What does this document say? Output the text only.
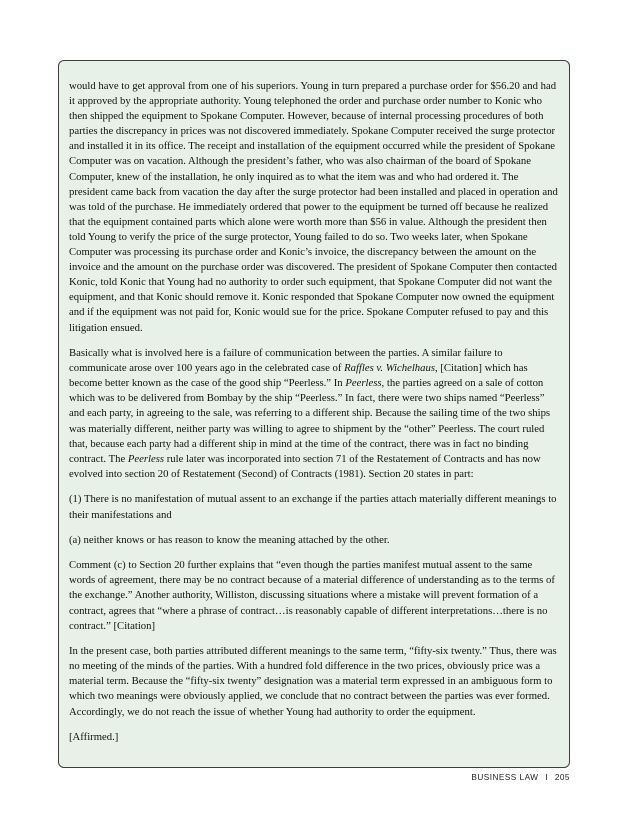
would have to get approval from one of his superiors. Young in turn prepared a purchase order for $56.20 and had it approved by the appropriate authority. Young telephoned the order and purchase order number to Konic who then shipped the equipment to Spokane Computer. However, because of internal processing procedures of both parties the discrepancy in prices was not discovered immediately. Spokane Computer received the surge protector and installed it in its office. The receipt and installation of the equipment occurred while the president of Spokane Computer was on vacation. Although the president’s father, who was also chairman of the board of Spokane Computer, knew of the installation, he only inquired as to what the item was and who had ordered it. The president came back from vacation the day after the surge protector had been installed and placed in operation and was told of the purchase. He immediately ordered that power to the equipment be turned off because he realized that the equipment contained parts which alone were worth more than $56 in value. Although the president then told Young to verify the price of the surge protector, Young failed to do so. Two weeks later, when Spokane Computer was processing its purchase order and Konic’s invoice, the discrepancy between the amount on the invoice and the amount on the purchase order was discovered. The president of Spokane Computer then contacted Konic, told Konic that Young had no authority to order such equipment, that Spokane Computer did not want the equipment, and that Konic should remove it. Konic responded that Spokane Computer now owned the equipment and if the equipment was not paid for, Konic would sue for the price. Spokane Computer refused to pay and this litigation ensued.

Basically what is involved here is a failure of communication between the parties. A similar failure to communicate arose over 100 years ago in the celebrated case of Raffles v. Wichelhaus, [Citation] which has become better known as the case of the good ship “Peerless.” In Peerless, the parties agreed on a sale of cotton which was to be delivered from Bombay by the ship “Peerless.” In fact, there were two ships named “Peerless” and each party, in agreeing to the sale, was referring to a different ship. Because the sailing time of the two ships was materially different, neither party was willing to agree to shipment by the “other” Peerless. The court ruled that, because each party had a different ship in mind at the time of the contract, there was in fact no binding contract. The Peerless rule later was incorporated into section 71 of the Restatement of Contracts and has now evolved into section 20 of Restatement (Second) of Contracts (1981). Section 20 states in part:

(1) There is no manifestation of mutual assent to an exchange if the parties attach materially different meanings to their manifestations and

(a) neither knows or has reason to know the meaning attached by the other.

Comment (c) to Section 20 further explains that “even though the parties manifest mutual assent to the same words of agreement, there may be no contract because of a material difference of understanding as to the terms of the exchange.” Another authority, Williston, discussing situations where a mistake will prevent formation of a contract, agrees that “where a phrase of contract…is reasonably capable of different interpretations…there is no contract.” [Citation]

In the present case, both parties attributed different meanings to the same term, “fifty-six twenty.” Thus, there was no meeting of the minds of the parties. With a hundred fold difference in the two prices, obviously price was a material term. Because the “fifty-six twenty” designation was a material term expressed in an ambiguous form to which two meanings were obviously applied, we conclude that no contract between the parties was ever formed. Accordingly, we do not reach the issue of whether Young had authority to order the equipment.

[Affirmed.]

BUSINESS LAW I 205
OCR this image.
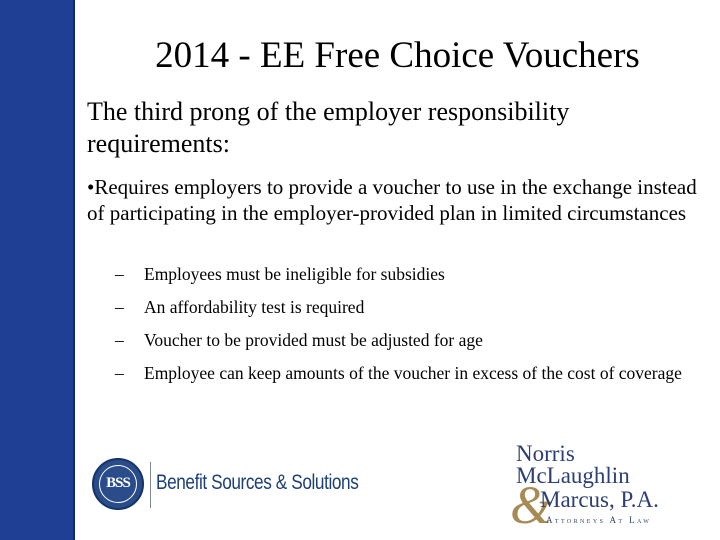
2014 - EE Free Choice Vouchers

The third prong of the employer responsibility requirements:

•Requires employers to provide a voucher to use in the exchange instead of participating in the employer-provided plan in limited circumstances

– Employees must be ineligible for subsidies
– An affordability test is required
– Voucher to be provided must be adjusted for age
– Employee can keep amounts of the voucher in excess of the cost of coverage
BSS	Benefit Sources & Solutions
Norris
McLaughlin
&
Marcus, P.A.
Attorneys At Law
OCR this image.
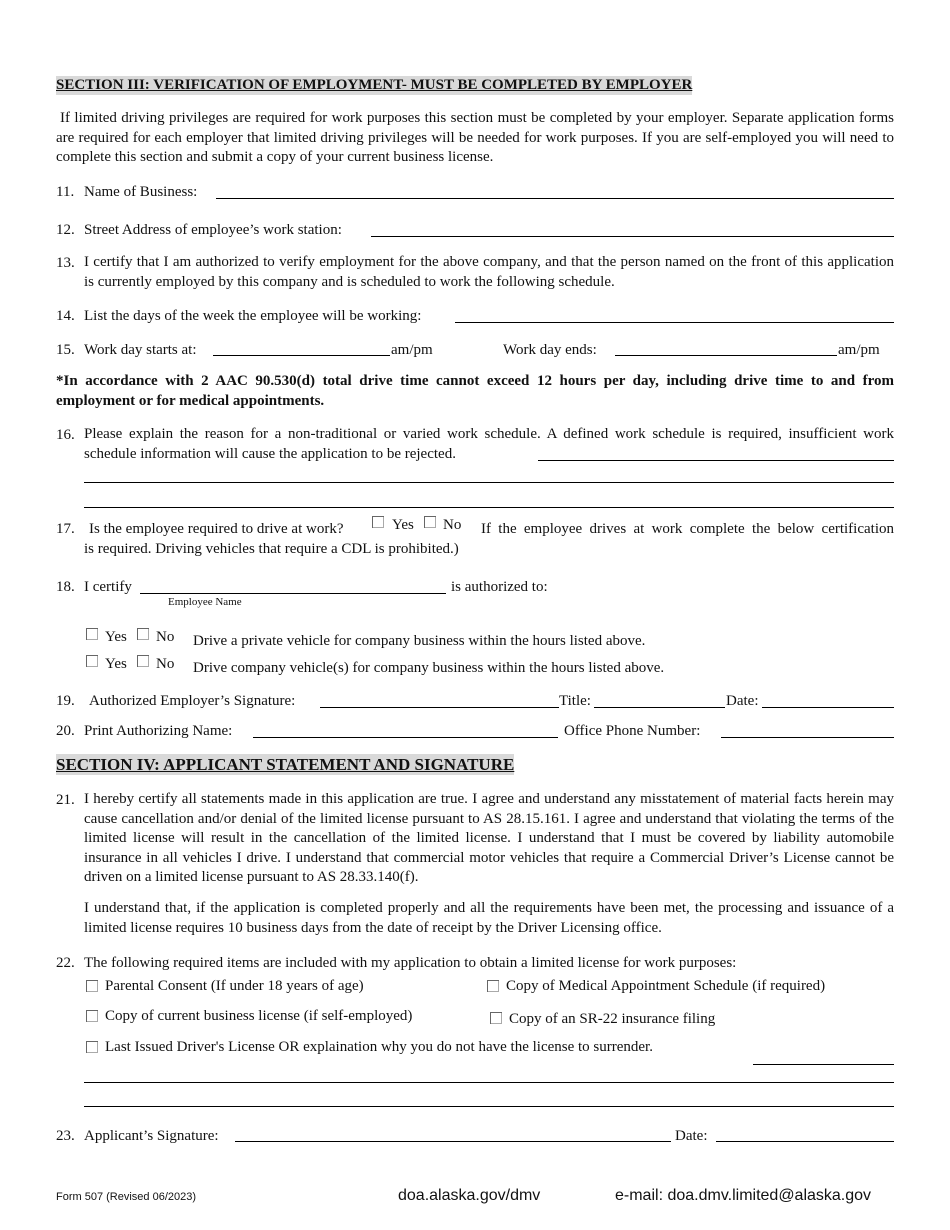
SECTION III: VERIFICATION OF EMPLOYMENT- MUST BE COMPLETED BY EMPLOYER
If limited driving privileges are required for work purposes this section must be completed by your employer. Separate application forms are required for each employer that limited driving privileges will be needed for work purposes. If you are self-employed you will need to complete this section and submit a copy of your current business license.
11. Name of Business:
12. Street Address of employee’s work station:
13. I certify that I am authorized to verify employment for the above company, and that the person named on the front of this application is currently employed by this company and is scheduled to work the following schedule.
14. List the days of the week the employee will be working:
15. Work day starts at:	am/pm	Work day ends:	am/pm
*In accordance with 2 AAC 90.530(d) total drive time cannot exceed 12 hours per day, including drive time to and from employment or for medical appointments.
16. Please explain the reason for a non-traditional or varied work schedule. A defined work schedule is required, insufficient work schedule information will cause the application to be rejected.
17. Is the employee required to drive at work?	Yes No If the employee drives at work complete the below certification
is required. Driving vehicles that require a CDL is prohibited.)
18. I certify
Employee Name
is authorized to:
Yes No Drive a private vehicle for company business within the hours listed above.
Yes No Drive company vehicle(s) for company business within the hours listed above.
19. Authorized Employer’s Signature:	Title:	Date:
20. Print Authorizing Name:	Office Phone Number:
SECTION IV: APPLICANT STATEMENT AND SIGNATURE
21. I hereby certify all statements made in this application are true. I agree and understand any misstatement of material facts herein may cause cancellation and/or denial of the limited license pursuant to AS 28.15.161. I agree and understand that violating the terms of the limited license will result in the cancellation of the limited license. I understand that I must be covered by liability automobile insurance in all vehicles I drive. I understand that commercial motor vehicles that require a Commercial Driver’s License cannot be driven on a limited license pursuant to AS 28.33.140(f).
I understand that, if the application is completed properly and all the requirements have been met, the processing and issuance of a limited license requires 10 business days from the date of receipt by the Driver Licensing office.
22. The following required items are included with my application to obtain a limited license for work purposes:
Parental Consent (If under 18 years of age)	Copy of Medical Appointment Schedule (if required)
Copy of current business license (if self-employed)	Copy of an SR-22 insurance filing
Last Issued Driver's License OR explaination why you do not have the license to surrender.
23. Applicant’s Signature:	Date:
Form 507 (Revised 06/2023)	doa.alaska.gov/dmv	e-mail: doa.dmv.limited@alaska.gov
● ● ● ●
## What you need to do
Retype the data above exactly; pictures are not part of the copy.

## Result below
What does this document say? Output the text only.
would have to get approval from one of his superiors. Young in turn prepared a purchase order for $56.20 and had it approved by the appropriate authority. Young telephoned the order and purchase order number to Konic who then shipped the equipment to Spokane Computer. However, because of internal processing procedures of both parties the discrepancy in prices was not discovered immediately. Spokane Computer received the surge protector and installed it in its office. The receipt and installation of the equipment occurred while the president of Spokane Computer was on vacation. Although the president’s father, who was also chairman of the board of Spokane Computer, knew of the installation, he only inquired as to what the item was and who had ordered it. The president came back from vacation the day after the surge protector had been installed and placed in operation and was told of the purchase. He immediately ordered that power to the equipment be turned off because he realized that the equipment contained parts which alone were worth more than $56 in value. Although the president then told Young to verify the price of the surge protector, Young failed to do so. Two weeks later, when Spokane Computer was processing its purchase order and Konic’s invoice, the discrepancy between the amount on the invoice and the amount on the purchase order was discovered. The president of Spokane Computer then contacted Konic, told Konic that Young had no authority to order such equipment, that Spokane Computer did not want the equipment, and that Konic should remove it. Konic responded that Spokane Computer now owned the equipment and if the equipment was not paid for, Konic would sue for the price. Spokane Computer refused to pay and this litigation ensued.

Basically what is involved here is a failure of communication between the parties. A similar failure to communicate arose over 100 years ago in the celebrated case of Raffles v. Wichelhaus, [Citation] which has become better known as the case of the good ship “Peerless.” In Peerless, the parties agreed on a sale of cotton which was to be delivered from Bombay by the ship “Peerless.” In fact, there were two ships named “Peerless” and each party, in agreeing to the sale, was referring to a different ship. Because the sailing time of the two ships was materially different, neither party was willing to agree to shipment by the “other” Peerless. The court ruled that, because each party had a different ship in mind at the time of the contract, there was in fact no binding contract. The Peerless rule later was incorporated into section 71 of the Restatement of Contracts and has now evolved into section 20 of Restatement (Second) of Contracts (1981). Section 20 states in part:

(1) There is no manifestation of mutual assent to an exchange if the parties attach materially different meanings to their manifestations and

(a) neither knows or has reason to know the meaning attached by the other.

Comment (c) to Section 20 further explains that “even though the parties manifest mutual assent to the same words of agreement, there may be no contract because of a material difference of understanding as to the terms of the exchange.” Another authority, Williston, discussing situations where a mistake will prevent formation of a contract, agrees that “where a phrase of contract…is reasonably capable of different interpretations…there is no contract.” [Citation]

In the present case, both parties attributed different meanings to the same term, “fifty-six twenty.” Thus, there was no meeting of the minds of the parties. With a hundred fold difference in the two prices, obviously price was a material term. Because the “fifty-six twenty” designation was a material term expressed in an ambiguous form to which two meanings were obviously applied, we conclude that no contract between the parties was ever formed. Accordingly, we do not reach the issue of whether Young had authority to order the equipment.

[Affirmed.]

BUSINESS LAW I 205
OCR this image.
2014 - EE Free Choice Vouchers

The third prong of the employer responsibility requirements:

•Requires employers to provide a voucher to use in the exchange instead of participating in the employer-provided plan in limited circumstances

– Employees must be ineligible for subsidies
– An affordability test is required
– Voucher to be provided must be adjusted for age
– Employee can keep amounts of the voucher in excess of the cost of coverage
BSS	Benefit Sources & Solutions
Norris
McLaughlin
&
Marcus, P.A.
Attorneys At Law
OCR this image.
SECTION III: VERIFICATION OF EMPLOYMENT- MUST BE COMPLETED BY EMPLOYER
If limited driving privileges are required for work purposes this section must be completed by your employer. Separate application forms are required for each employer that limited driving privileges will be needed for work purposes. If you are self-employed you will need to complete this section and submit a copy of your current business license.
11. Name of Business:
12. Street Address of employee’s work station:
13. I certify that I am authorized to verify employment for the above company, and that the person named on the front of this application is currently employed by this company and is scheduled to work the following schedule.
14. List the days of the week the employee will be working:
15. Work day starts at:	am/pm	Work day ends:	am/pm
*In accordance with 2 AAC 90.530(d) total drive time cannot exceed 12 hours per day, including drive time to and from employment or for medical appointments.
16. Please explain the reason for a non-traditional or varied work schedule. A defined work schedule is required, insufficient work schedule information will cause the application to be rejected.
17. Is the employee required to drive at work?	Yes No If the employee drives at work complete the below certification
is required. Driving vehicles that require a CDL is prohibited.)
18. I certify
Employee Name
is authorized to:
Yes No Drive a private vehicle for company business within the hours listed above.
Yes No Drive company vehicle(s) for company business within the hours listed above.
19. Authorized Employer’s Signature:	Title:	Date:
20. Print Authorizing Name:	Office Phone Number:
SECTION IV: APPLICANT STATEMENT AND SIGNATURE
21. I hereby certify all statements made in this application are true. I agree and understand any misstatement of material facts herein may cause cancellation and/or denial of the limited license pursuant to AS 28.15.161. I agree and understand that violating the terms of the limited license will result in the cancellation of the limited license. I understand that I must be covered by liability automobile insurance in all vehicles I drive. I understand that commercial motor vehicles that require a Commercial Driver’s License cannot be driven on a limited license pursuant to AS 28.33.140(f).
I understand that, if the application is completed properly and all the requirements have been met, the processing and issuance of a limited license requires 10 business days from the date of receipt by the Driver Licensing office.
22. The following required items are included with my application to obtain a limited license for work purposes:
Parental Consent (If under 18 years of age)	Copy of Medical Appointment Schedule (if required)
Copy of current business license (if self-employed)	Copy of an SR-22 insurance filing
Last Issued Driver's License OR explaination why you do not have the license to surrender.
23. Applicant’s Signature:	Date:
Form 507 (Revised 06/2023)	doa.alaska.gov/dmv	e-mail: doa.dmv.limited@alaska.gov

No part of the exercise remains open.